→ **CHALLENGE**: Repeat each entry as written, dropping any picture you find.
■ ■ ■ ■
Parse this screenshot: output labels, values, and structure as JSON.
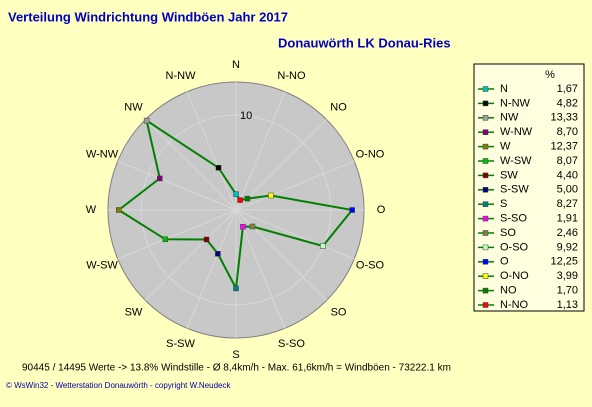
{
  "chart_data": {
    "type": "radar",
    "title": "Verteilung Windrichtung Windböen  Jahr 2017",
    "subtitle": "Donauwörth LK Donau-Ries",
    "categories": [
      "N",
      "N-NW",
      "NW",
      "W-NW",
      "W",
      "W-SW",
      "SW",
      "S-SW",
      "S",
      "S-SO",
      "SO",
      "O-SO",
      "O",
      "O-NO",
      "NO",
      "N-NO"
    ],
    "values": [
      1.67,
      4.82,
      13.33,
      8.7,
      12.37,
      8.07,
      4.4,
      5.0,
      8.27,
      1.91,
      2.46,
      9.92,
      12.25,
      3.99,
      1.7,
      1.13
    ],
    "value_labels": [
      "1,67",
      "4,82",
      "13,33",
      "8,70",
      "12,37",
      "8,07",
      "4,40",
      "5,00",
      "8,27",
      "1,91",
      "2,46",
      "9,92",
      "12,25",
      "3,99",
      "1,70",
      "1,13"
    ],
    "marker_colors": [
      "#00c0c0",
      "#000000",
      "#a0a0a0",
      "#800080",
      "#808000",
      "#00c000",
      "#800000",
      "#000080",
      "#008080",
      "#ff00ff",
      "#808040",
      "#c0ffc0",
      "#0000ff",
      "#ffff00",
      "#008000",
      "#ff0000"
    ],
    "color": "#008000",
    "legend_header": "%",
    "ylim": [
      0,
      13.5
    ],
    "yticks": [
      10
    ],
    "footer": "90445 / 14495 Werte  -> 13.8% Windstille   -  Ø 8,4km/h  -  Max. 61,6km/h = Windböen   -   73222.1 km",
    "copyright": "© WsWin32  -  Wetterstation Donauwörth  -  copyright W.Neudeck"
  }
}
■ ■ ■ ■
→ **EXERCISE RESPONSE**:
Parse this screenshot: output labels, values, and structure as JSON.
{
  "chart_data": {
    "type": "radar",
    "title": "Verteilung Windrichtung Windböen  Jahr 2017",
    "subtitle": "Donauwörth LK Donau-Ries",
    "categories": [
      "N",
      "N-NW",
      "NW",
      "W-NW",
      "W",
      "W-SW",
      "SW",
      "S-SW",
      "S",
      "S-SO",
      "SO",
      "O-SO",
      "O",
      "O-NO",
      "NO",
      "N-NO"
    ],
    "values": [
      1.67,
      4.82,
      13.33,
      8.7,
      12.37,
      8.07,
      4.4,
      5.0,
      8.27,
      1.91,
      2.46,
      9.92,
      12.25,
      3.99,
      1.7,
      1.13
    ],
    "value_labels": [
      "1,67",
      "4,82",
      "13,33",
      "8,70",
      "12,37",
      "8,07",
      "4,40",
      "5,00",
      "8,27",
      "1,91",
      "2,46",
      "9,92",
      "12,25",
      "3,99",
      "1,70",
      "1,13"
    ],
    "marker_colors": [
      "#00c0c0",
      "#000000",
      "#a0a0a0",
      "#800080",
      "#808000",
      "#00c000",
      "#800000",
      "#000080",
      "#008080",
      "#ff00ff",
      "#808040",
      "#c0ffc0",
      "#0000ff",
      "#ffff00",
      "#008000",
      "#ff0000"
    ],
    "color": "#008000",
    "legend_header": "%",
    "ylim": [
      0,
      13.5
    ],
    "yticks": [
      10
    ],
    "footer": "90445 / 14495 Werte  -> 13.8% Windstille   -  Ø 8,4km/h  -  Max. 61,6km/h = Windböen   -   73222.1 km",
    "copyright": "© WsWin32  -  Wetterstation Donauwörth  -  copyright W.Neudeck"
  }
}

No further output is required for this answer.